_REQUIREMENTS:_
1. In the exchange about mocking writers' queries, switch "education" to "learning" and reproduce everything from "Again, no amount" down to "and logic instead.".
2. Summarize the exchange about mocking writers' queries in two sentences.
3. Write the next part of the exchange about mocking writers' queries, picking up after its last line.

_PAGE EXTRACT:_

Again, no amount of "frickin' get over it" will change the sense that many, many authors have that mocking doesn't help them. It often hurts, and turns people off from writing altogether. I'm a teacher and writer by profession, and I promise you there is no better way to lose a student than to mock him/her in the interest of "education." You may find it funny; they won't. Also, my use of "incredible" was perfectly appropriate, thanks.

It was about education. It was a generous and helpful act.
Hey, what a great argument! Here, let me try: it wasn't about education. It was a nasty and mean-spirited exercise.

I guess our competing assertions cancel out. Funny how that happens. I'd rather we rely on arguments and logic instead.

I see you've never read slush.
Nope. And none of the people who would send such absurd queries to an agent are likely to be savvy enough to the writing world to be on Twitter in the first place, following a topic like #queryfail. If they are, do you think such mockery is more likely to make them change, or slink away in abject humiliation and never bother anyone with their writing again? Here, try this thought experiment with me:

And that you have no ear.

_MATERIAL PROVIDED:_
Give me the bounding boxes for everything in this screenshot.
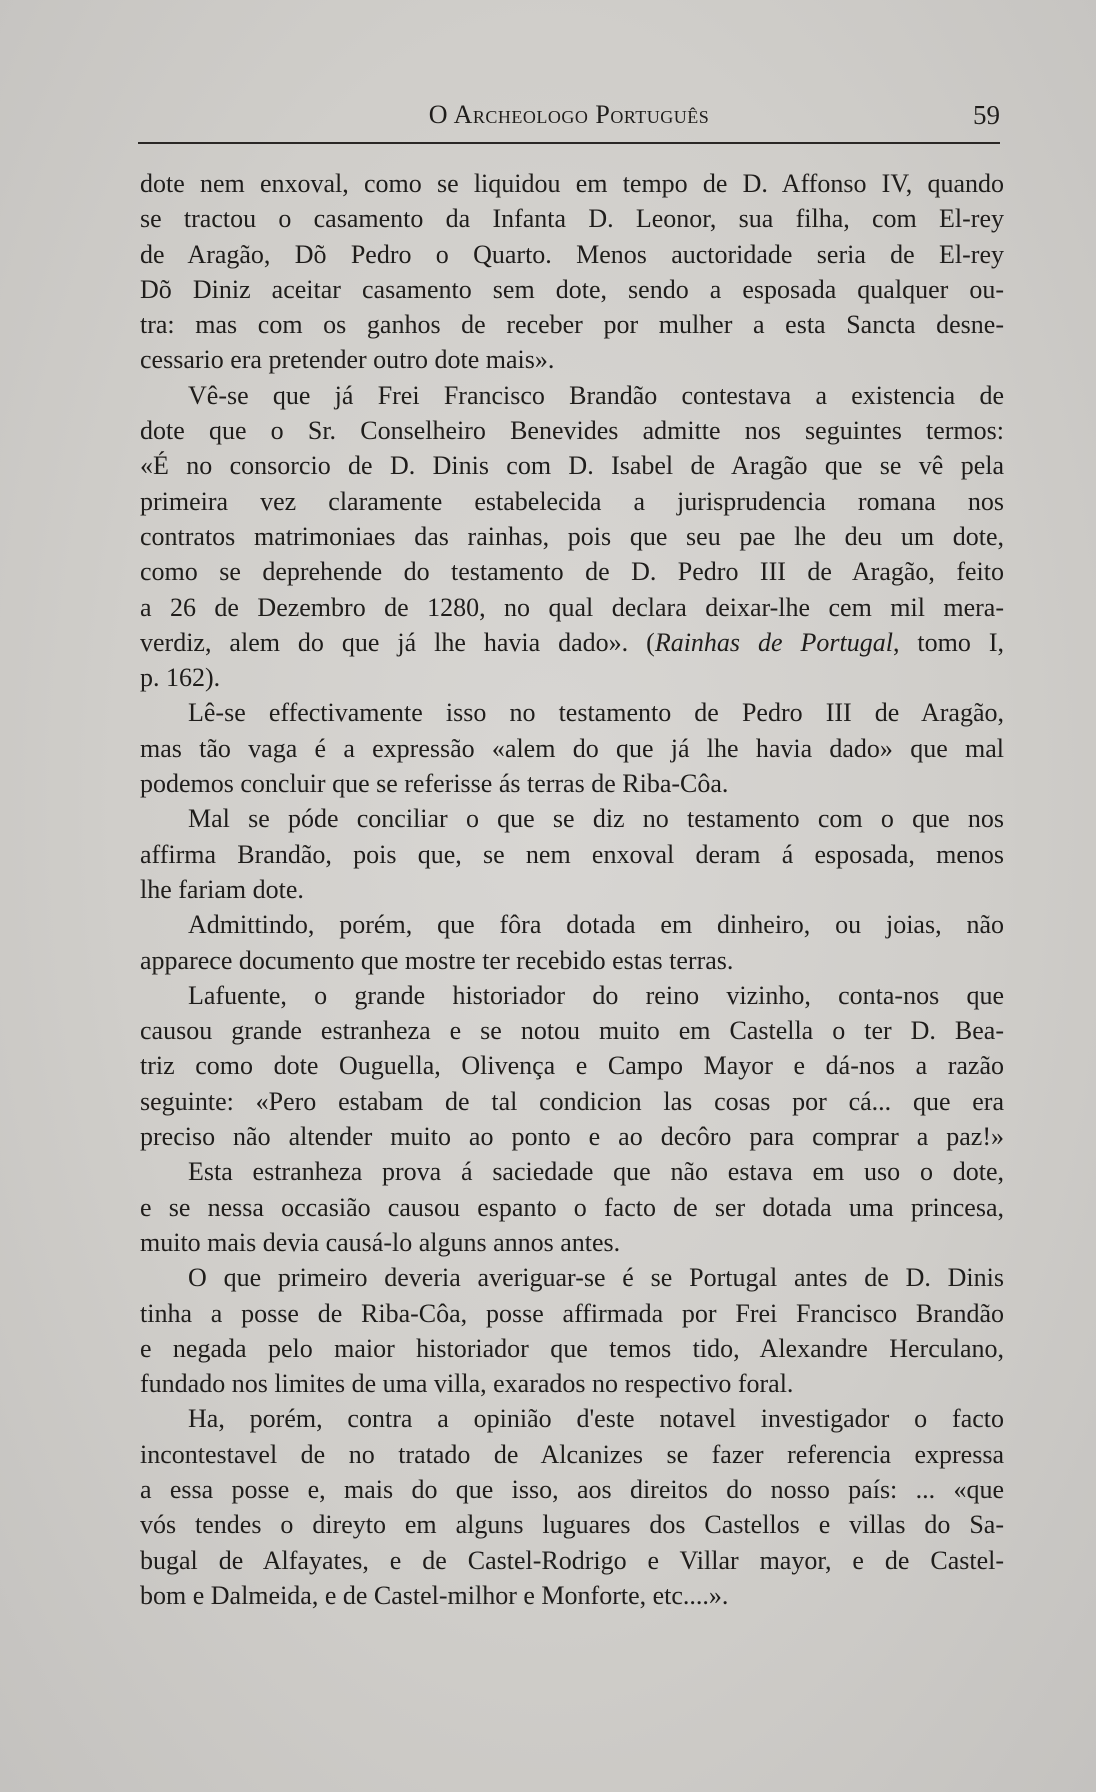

_TASK-BY-TASK RESULTS:_
1.
Again, no amount of "frickin' get over it" will change the sense that many, many authors have that mocking doesn't help them. It often hurts, and turns people off from writing altogether. I'm a teacher and writer by profession, and I promise you there is no better way to lose a student than to mock him/her in the interest of "learning." You may find it funny; they won't. Also, my use of "incredible" was perfectly appropriate, thanks.

It was about learning. It was a generous and helpful act.
Hey, what a great argument! Here, let me try: it wasn't about learning. It was a nasty and mean-spirited exercise.

I guess our competing assertions cancel out. Funny how that happens. I'd rather we rely on arguments and logic instead.

2. One writer, a teacher by profession, argues that mocking authors hurts them and can turn them off writing altogether, and answers the claim that the mockery was educational with the opposite claim, preferring argument and logic to competing assertions. Admitting to never having read slush, the writer contends that people who send absurd queries are unlikely to follow #queryfail on Twitter, and that mockery would more likely make them slink away in humiliation than change.

3.
Now do you think a nasty comment like this is more likely to make me understand your point of view, or classify you as an #$%%^%^ who I'm going to ignore from now on? Fun and games aside, I'm sorry, but you don't simply get to assert the effect this has on other people as fact. I've made clear in this thread why I think #queryfail was a pointless and mean exercise in logical terms (and many others, including agents, agree with me. Do you think Nathan Bransford and Janet Reid also "have no ear"?). You've responded by insulting me. You haven't convinced me you're right, but you've certainly convinced me that you're exactly the kind of person who would like #queryfail. Good to know.

Medievalist, I have ten articles and a book published through academic presses, and have been through the peer review wringer many, many times. I've never had the experience of having someone publicly claim that I should learn how to do something from my 3-year old. If I did, that person would not be likely to review an article for that journal again. The difference is instructive.

Adrienne: I got that the agent has now tried to play this off as humorous. I also know that I've heard lots of people make off-color jokes and then retreat rapidly behind the shield of "oh, it was all a joke," "get over it," "don't take things so seriously," and so on, all while refusing to acknowledge the illegitimacy of the initial jokes to begin with. Nor do I think something which is so educational *rumbling effect* can work that well when it's drenched in the mocking, dismissive attitude at the root of #queryfail.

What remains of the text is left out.